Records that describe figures
╔══

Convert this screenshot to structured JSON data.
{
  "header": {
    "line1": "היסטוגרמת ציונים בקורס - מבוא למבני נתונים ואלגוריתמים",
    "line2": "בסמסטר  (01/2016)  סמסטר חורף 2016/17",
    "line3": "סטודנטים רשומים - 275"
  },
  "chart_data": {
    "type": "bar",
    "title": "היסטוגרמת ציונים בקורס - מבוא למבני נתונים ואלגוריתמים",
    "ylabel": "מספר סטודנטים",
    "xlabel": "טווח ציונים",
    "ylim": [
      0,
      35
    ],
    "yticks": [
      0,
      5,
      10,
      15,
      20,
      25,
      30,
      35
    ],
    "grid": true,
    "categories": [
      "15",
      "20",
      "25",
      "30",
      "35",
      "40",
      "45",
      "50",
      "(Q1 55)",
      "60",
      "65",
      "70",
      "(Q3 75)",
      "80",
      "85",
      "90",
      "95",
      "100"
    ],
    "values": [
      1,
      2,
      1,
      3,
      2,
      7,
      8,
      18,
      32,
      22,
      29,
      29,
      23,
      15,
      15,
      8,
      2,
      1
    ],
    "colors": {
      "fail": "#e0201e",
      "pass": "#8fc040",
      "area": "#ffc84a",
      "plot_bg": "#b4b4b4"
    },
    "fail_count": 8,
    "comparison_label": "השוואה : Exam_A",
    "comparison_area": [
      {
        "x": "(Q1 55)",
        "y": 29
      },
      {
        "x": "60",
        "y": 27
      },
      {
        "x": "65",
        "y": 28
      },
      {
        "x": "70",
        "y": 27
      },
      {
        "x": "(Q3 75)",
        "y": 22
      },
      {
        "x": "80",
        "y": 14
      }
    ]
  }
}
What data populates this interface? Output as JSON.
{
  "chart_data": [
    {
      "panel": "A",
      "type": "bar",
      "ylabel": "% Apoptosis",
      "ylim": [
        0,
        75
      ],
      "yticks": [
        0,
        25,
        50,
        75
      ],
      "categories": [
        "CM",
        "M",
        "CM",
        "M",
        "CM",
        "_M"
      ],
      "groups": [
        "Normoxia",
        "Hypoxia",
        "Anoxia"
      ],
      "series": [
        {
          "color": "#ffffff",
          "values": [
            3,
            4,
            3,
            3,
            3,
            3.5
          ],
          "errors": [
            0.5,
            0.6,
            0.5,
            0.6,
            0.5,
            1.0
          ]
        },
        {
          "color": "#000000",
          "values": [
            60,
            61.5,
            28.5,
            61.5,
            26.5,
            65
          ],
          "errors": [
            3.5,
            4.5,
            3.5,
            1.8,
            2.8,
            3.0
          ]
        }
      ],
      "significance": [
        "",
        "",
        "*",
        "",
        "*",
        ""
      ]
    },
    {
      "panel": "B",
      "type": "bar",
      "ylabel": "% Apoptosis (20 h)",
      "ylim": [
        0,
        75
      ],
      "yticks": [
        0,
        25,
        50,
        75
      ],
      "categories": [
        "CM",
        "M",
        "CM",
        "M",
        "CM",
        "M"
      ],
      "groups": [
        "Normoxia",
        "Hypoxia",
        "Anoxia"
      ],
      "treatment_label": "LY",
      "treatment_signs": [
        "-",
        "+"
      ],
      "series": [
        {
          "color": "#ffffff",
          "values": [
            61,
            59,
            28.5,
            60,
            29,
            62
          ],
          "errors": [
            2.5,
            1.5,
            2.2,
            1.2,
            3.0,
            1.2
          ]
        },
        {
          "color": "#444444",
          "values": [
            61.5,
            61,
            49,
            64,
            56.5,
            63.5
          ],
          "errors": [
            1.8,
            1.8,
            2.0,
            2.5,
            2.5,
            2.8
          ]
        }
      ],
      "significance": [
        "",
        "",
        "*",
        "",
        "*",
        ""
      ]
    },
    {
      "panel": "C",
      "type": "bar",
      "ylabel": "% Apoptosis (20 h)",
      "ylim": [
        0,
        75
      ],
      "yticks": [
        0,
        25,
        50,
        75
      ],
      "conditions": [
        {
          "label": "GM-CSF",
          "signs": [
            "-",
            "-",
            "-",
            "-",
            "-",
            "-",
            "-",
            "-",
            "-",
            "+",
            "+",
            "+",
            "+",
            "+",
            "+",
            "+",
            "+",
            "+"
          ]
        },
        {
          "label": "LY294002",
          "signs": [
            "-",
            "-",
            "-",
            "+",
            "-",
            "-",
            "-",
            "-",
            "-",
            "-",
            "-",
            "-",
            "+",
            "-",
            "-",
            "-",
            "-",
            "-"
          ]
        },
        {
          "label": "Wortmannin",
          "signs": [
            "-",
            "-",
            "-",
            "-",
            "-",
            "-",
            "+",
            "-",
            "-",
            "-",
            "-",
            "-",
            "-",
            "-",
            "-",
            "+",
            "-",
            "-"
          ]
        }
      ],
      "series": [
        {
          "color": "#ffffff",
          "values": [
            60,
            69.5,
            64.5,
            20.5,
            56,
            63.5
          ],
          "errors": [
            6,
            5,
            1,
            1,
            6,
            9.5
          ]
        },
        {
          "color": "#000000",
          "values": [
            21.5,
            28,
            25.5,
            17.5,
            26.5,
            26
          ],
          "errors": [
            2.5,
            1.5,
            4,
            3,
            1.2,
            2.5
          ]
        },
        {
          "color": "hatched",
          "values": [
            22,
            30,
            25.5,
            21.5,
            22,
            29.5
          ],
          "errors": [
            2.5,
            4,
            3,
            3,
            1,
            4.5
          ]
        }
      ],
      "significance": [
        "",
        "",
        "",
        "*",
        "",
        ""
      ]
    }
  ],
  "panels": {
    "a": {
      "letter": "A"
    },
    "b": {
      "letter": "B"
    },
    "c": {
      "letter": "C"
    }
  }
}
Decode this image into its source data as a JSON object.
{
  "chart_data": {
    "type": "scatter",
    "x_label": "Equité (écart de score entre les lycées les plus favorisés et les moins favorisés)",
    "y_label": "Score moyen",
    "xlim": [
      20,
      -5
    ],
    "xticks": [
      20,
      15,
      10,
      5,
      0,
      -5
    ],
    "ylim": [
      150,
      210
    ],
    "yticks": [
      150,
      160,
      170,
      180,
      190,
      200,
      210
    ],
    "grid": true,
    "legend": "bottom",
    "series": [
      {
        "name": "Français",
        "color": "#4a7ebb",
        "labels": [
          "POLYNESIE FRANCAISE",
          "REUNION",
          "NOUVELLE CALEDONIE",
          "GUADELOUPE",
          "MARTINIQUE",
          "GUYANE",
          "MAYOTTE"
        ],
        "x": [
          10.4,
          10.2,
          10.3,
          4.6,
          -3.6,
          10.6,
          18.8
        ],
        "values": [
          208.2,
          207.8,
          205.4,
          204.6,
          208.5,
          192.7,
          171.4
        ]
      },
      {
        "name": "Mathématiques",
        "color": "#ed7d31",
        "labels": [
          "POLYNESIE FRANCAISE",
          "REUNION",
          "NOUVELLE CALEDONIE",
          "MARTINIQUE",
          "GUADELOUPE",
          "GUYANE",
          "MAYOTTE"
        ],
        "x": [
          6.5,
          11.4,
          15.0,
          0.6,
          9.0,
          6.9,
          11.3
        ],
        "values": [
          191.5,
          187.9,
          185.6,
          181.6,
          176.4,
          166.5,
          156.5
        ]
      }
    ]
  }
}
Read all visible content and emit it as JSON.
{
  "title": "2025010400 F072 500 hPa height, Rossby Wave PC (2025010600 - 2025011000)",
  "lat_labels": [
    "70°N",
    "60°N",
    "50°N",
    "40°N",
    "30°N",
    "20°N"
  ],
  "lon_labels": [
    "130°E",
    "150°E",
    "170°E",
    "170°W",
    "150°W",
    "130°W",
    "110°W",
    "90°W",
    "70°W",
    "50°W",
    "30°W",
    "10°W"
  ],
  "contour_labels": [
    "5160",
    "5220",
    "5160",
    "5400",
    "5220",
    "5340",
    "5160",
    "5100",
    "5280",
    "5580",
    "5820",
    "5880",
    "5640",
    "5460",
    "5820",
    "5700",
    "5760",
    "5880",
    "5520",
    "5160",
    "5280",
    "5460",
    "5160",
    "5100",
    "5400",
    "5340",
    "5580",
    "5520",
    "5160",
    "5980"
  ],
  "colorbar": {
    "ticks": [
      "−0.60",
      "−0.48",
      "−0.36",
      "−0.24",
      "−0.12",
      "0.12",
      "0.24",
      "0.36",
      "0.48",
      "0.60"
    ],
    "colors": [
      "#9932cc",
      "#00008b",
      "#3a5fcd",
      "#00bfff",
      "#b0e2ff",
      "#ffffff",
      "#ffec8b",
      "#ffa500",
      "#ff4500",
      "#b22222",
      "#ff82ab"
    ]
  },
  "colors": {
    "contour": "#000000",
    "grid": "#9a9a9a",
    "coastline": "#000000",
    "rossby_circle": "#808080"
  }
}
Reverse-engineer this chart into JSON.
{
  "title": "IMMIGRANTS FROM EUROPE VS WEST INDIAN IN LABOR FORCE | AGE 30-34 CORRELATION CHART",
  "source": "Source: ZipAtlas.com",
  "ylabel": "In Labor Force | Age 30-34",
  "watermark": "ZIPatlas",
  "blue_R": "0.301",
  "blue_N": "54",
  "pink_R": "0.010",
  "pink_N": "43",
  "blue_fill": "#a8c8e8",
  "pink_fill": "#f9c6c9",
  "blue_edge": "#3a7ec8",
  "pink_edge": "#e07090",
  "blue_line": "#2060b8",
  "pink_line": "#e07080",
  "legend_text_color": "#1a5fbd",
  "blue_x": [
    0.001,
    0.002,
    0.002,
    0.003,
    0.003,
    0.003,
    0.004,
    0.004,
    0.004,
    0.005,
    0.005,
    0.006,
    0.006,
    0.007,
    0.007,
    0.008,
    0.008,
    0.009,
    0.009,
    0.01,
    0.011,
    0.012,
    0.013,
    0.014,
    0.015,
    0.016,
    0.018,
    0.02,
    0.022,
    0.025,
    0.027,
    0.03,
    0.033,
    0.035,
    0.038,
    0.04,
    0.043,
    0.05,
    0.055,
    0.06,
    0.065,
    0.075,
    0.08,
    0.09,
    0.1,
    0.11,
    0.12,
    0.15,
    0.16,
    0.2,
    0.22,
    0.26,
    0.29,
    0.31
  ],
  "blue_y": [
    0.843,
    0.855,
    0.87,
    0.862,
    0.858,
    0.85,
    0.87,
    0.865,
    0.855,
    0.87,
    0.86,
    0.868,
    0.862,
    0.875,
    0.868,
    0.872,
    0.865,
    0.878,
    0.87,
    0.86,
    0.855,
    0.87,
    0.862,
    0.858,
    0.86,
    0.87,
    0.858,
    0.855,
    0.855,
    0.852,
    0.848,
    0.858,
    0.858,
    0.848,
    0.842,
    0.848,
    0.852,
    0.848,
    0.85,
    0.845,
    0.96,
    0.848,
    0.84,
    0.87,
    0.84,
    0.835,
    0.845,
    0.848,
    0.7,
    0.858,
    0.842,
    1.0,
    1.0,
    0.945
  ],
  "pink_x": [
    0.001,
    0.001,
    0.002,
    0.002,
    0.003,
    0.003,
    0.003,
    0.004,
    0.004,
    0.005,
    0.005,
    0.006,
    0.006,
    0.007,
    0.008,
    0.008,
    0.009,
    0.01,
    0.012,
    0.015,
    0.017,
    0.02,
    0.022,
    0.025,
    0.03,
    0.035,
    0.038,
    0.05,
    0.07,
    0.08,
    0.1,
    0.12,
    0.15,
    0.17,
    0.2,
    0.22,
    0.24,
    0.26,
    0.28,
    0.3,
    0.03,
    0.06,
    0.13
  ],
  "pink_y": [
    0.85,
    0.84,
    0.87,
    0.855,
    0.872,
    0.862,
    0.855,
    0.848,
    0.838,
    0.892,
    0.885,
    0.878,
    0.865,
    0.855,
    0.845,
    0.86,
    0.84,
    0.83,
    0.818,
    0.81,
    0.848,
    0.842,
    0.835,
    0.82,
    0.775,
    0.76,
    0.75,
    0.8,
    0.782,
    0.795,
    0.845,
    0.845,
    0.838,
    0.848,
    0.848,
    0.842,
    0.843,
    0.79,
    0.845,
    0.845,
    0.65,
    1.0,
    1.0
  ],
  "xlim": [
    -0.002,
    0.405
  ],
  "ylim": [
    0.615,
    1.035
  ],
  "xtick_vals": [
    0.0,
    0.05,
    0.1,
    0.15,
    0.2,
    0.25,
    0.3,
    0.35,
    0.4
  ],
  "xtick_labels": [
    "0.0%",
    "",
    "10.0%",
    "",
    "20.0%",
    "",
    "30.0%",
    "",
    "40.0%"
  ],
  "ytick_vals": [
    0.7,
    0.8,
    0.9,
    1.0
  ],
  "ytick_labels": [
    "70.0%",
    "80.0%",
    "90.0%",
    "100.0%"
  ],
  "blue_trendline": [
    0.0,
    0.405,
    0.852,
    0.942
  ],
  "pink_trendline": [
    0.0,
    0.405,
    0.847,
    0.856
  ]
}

╚══

● **EXERCISE DIRECTIONS**
Of the lines above, how many include the word "בקורס"? Reply with the number only.

● **WRITTEN RESPONSE**
2